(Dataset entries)

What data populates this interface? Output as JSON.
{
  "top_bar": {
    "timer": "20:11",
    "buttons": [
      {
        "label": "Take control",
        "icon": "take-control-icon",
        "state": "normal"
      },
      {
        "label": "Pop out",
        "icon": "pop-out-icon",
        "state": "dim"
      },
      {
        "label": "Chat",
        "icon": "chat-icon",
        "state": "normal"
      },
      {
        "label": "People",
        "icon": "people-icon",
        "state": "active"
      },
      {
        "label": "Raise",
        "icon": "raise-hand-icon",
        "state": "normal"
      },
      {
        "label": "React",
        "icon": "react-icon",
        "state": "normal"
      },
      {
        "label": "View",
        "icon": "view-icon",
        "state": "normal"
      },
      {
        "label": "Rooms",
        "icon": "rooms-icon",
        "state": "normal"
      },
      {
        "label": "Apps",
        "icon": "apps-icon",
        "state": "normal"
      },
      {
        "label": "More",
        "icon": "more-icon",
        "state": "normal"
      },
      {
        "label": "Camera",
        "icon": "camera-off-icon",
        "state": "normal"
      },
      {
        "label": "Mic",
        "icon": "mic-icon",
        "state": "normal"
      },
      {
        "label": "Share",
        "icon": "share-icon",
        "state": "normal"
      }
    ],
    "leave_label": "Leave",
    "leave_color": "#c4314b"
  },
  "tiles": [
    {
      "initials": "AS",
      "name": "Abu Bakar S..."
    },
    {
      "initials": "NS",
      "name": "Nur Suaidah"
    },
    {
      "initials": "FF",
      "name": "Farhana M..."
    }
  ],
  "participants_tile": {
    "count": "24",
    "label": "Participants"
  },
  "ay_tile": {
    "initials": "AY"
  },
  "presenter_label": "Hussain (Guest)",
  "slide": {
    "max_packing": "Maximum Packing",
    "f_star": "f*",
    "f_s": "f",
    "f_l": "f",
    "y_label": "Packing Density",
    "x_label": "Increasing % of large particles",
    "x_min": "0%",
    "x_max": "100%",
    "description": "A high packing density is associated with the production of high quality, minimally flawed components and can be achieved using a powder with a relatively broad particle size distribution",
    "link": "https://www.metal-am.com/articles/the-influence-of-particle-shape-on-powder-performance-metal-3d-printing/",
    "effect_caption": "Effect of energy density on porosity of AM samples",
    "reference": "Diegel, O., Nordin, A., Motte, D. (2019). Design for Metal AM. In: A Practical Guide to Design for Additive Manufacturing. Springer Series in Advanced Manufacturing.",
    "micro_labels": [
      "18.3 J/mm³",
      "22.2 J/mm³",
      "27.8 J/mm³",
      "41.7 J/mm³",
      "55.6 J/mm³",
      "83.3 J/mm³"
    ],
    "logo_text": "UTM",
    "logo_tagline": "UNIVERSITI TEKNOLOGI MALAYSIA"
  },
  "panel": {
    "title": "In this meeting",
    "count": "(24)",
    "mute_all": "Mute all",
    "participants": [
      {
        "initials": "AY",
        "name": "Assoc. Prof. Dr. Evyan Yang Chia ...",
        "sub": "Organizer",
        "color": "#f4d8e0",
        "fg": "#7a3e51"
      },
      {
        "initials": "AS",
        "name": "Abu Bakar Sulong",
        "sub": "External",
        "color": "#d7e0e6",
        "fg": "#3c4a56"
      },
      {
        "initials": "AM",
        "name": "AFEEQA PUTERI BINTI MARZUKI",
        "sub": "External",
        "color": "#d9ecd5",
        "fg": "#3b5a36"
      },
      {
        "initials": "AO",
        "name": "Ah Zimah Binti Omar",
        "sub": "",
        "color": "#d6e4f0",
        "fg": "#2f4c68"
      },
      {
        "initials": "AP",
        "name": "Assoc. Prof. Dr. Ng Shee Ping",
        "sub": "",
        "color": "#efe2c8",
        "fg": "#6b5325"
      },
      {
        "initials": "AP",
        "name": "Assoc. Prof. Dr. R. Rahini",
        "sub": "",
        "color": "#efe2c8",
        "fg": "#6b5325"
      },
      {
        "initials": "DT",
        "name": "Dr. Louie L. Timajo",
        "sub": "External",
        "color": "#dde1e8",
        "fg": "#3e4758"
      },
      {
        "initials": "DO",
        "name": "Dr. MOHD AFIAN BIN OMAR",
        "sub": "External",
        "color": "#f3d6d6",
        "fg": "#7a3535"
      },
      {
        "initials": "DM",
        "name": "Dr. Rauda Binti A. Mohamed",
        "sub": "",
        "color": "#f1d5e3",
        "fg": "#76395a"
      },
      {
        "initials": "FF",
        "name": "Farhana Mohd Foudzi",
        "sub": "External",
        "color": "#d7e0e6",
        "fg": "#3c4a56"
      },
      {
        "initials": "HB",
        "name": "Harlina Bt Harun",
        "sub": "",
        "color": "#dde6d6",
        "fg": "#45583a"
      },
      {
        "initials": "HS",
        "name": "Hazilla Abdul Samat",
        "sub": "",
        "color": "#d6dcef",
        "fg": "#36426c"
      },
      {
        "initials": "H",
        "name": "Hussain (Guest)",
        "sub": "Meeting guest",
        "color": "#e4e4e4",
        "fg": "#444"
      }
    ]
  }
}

WHAT YOU SHOULD DO - Exact copies of all the records are required.

ANSWER IN FULL -
What data populates this interface? Output as JSON.
{
  "top_bar": {
    "timer": "20:11",
    "buttons": [
      {
        "label": "Take control",
        "icon": "take-control-icon",
        "state": "normal"
      },
      {
        "label": "Pop out",
        "icon": "pop-out-icon",
        "state": "dim"
      },
      {
        "label": "Chat",
        "icon": "chat-icon",
        "state": "normal"
      },
      {
        "label": "People",
        "icon": "people-icon",
        "state": "active"
      },
      {
        "label": "Raise",
        "icon": "raise-hand-icon",
        "state": "normal"
      },
      {
        "label": "React",
        "icon": "react-icon",
        "state": "normal"
      },
      {
        "label": "View",
        "icon": "view-icon",
        "state": "normal"
      },
      {
        "label": "Rooms",
        "icon": "rooms-icon",
        "state": "normal"
      },
      {
        "label": "Apps",
        "icon": "apps-icon",
        "state": "normal"
      },
      {
        "label": "More",
        "icon": "more-icon",
        "state": "normal"
      },
      {
        "label": "Camera",
        "icon": "camera-off-icon",
        "state": "normal"
      },
      {
        "label": "Mic",
        "icon": "mic-icon",
        "state": "normal"
      },
      {
        "label": "Share",
        "icon": "share-icon",
        "state": "normal"
      }
    ],
    "leave_label": "Leave",
    "leave_color": "#c4314b"
  },
  "tiles": [
    {
      "initials": "AS",
      "name": "Abu Bakar S..."
    },
    {
      "initials": "NS",
      "name": "Nur Suaidah"
    },
    {
      "initials": "FF",
      "name": "Farhana M..."
    }
  ],
  "participants_tile": {
    "count": "24",
    "label": "Participants"
  },
  "ay_tile": {
    "initials": "AY"
  },
  "presenter_label": "Hussain (Guest)",
  "slide": {
    "max_packing": "Maximum Packing",
    "f_star": "f*",
    "f_s": "f",
    "f_l": "f",
    "y_label": "Packing Density",
    "x_label": "Increasing % of large particles",
    "x_min": "0%",
    "x_max": "100%",
    "description": "A high packing density is associated with the production of high quality, minimally flawed components and can be achieved using a powder with a relatively broad particle size distribution",
    "link": "https://www.metal-am.com/articles/the-influence-of-particle-shape-on-powder-performance-metal-3d-printing/",
    "effect_caption": "Effect of energy density on porosity of AM samples",
    "reference": "Diegel, O., Nordin, A., Motte, D. (2019). Design for Metal AM. In: A Practical Guide to Design for Additive Manufacturing. Springer Series in Advanced Manufacturing.",
    "micro_labels": [
      "18.3 J/mm³",
      "22.2 J/mm³",
      "27.8 J/mm³",
      "41.7 J/mm³",
      "55.6 J/mm³",
      "83.3 J/mm³"
    ],
    "logo_text": "UTM",
    "logo_tagline": "UNIVERSITI TEKNOLOGI MALAYSIA"
  },
  "panel": {
    "title": "In this meeting",
    "count": "(24)",
    "mute_all": "Mute all",
    "participants": [
      {
        "initials": "AY",
        "name": "Assoc. Prof. Dr. Evyan Yang Chia ...",
        "sub": "Organizer",
        "color": "#f4d8e0",
        "fg": "#7a3e51"
      },
      {
        "initials": "AS",
        "name": "Abu Bakar Sulong",
        "sub": "External",
        "color": "#d7e0e6",
        "fg": "#3c4a56"
      },
      {
        "initials": "AM",
        "name": "AFEEQA PUTERI BINTI MARZUKI",
        "sub": "External",
        "color": "#d9ecd5",
        "fg": "#3b5a36"
      },
      {
        "initials": "AO",
        "name": "Ah Zimah Binti Omar",
        "sub": "",
        "color": "#d6e4f0",
        "fg": "#2f4c68"
      },
      {
        "initials": "AP",
        "name": "Assoc. Prof. Dr. Ng Shee Ping",
        "sub": "",
        "color": "#efe2c8",
        "fg": "#6b5325"
      },
      {
        "initials": "AP",
        "name": "Assoc. Prof. Dr. R. Rahini",
        "sub": "",
        "color": "#efe2c8",
        "fg": "#6b5325"
      },
      {
        "initials": "DT",
        "name": "Dr. Louie L. Timajo",
        "sub": "External",
        "color": "#dde1e8",
        "fg": "#3e4758"
      },
      {
        "initials": "DO",
        "name": "Dr. MOHD AFIAN BIN OMAR",
        "sub": "External",
        "color": "#f3d6d6",
        "fg": "#7a3535"
      },
      {
        "initials": "DM",
        "name": "Dr. Rauda Binti A. Mohamed",
        "sub": "",
        "color": "#f1d5e3",
        "fg": "#76395a"
      },
      {
        "initials": "FF",
        "name": "Farhana Mohd Foudzi",
        "sub": "External",
        "color": "#d7e0e6",
        "fg": "#3c4a56"
      },
      {
        "initials": "HB",
        "name": "Harlina Bt Harun",
        "sub": "",
        "color": "#dde6d6",
        "fg": "#45583a"
      },
      {
        "initials": "HS",
        "name": "Hazilla Abdul Samat",
        "sub": "",
        "color": "#d6dcef",
        "fg": "#36426c"
      },
      {
        "initials": "H",
        "name": "Hussain (Guest)",
        "sub": "Meeting guest",
        "color": "#e4e4e4",
        "fg": "#444"
      }
    ]
  }
}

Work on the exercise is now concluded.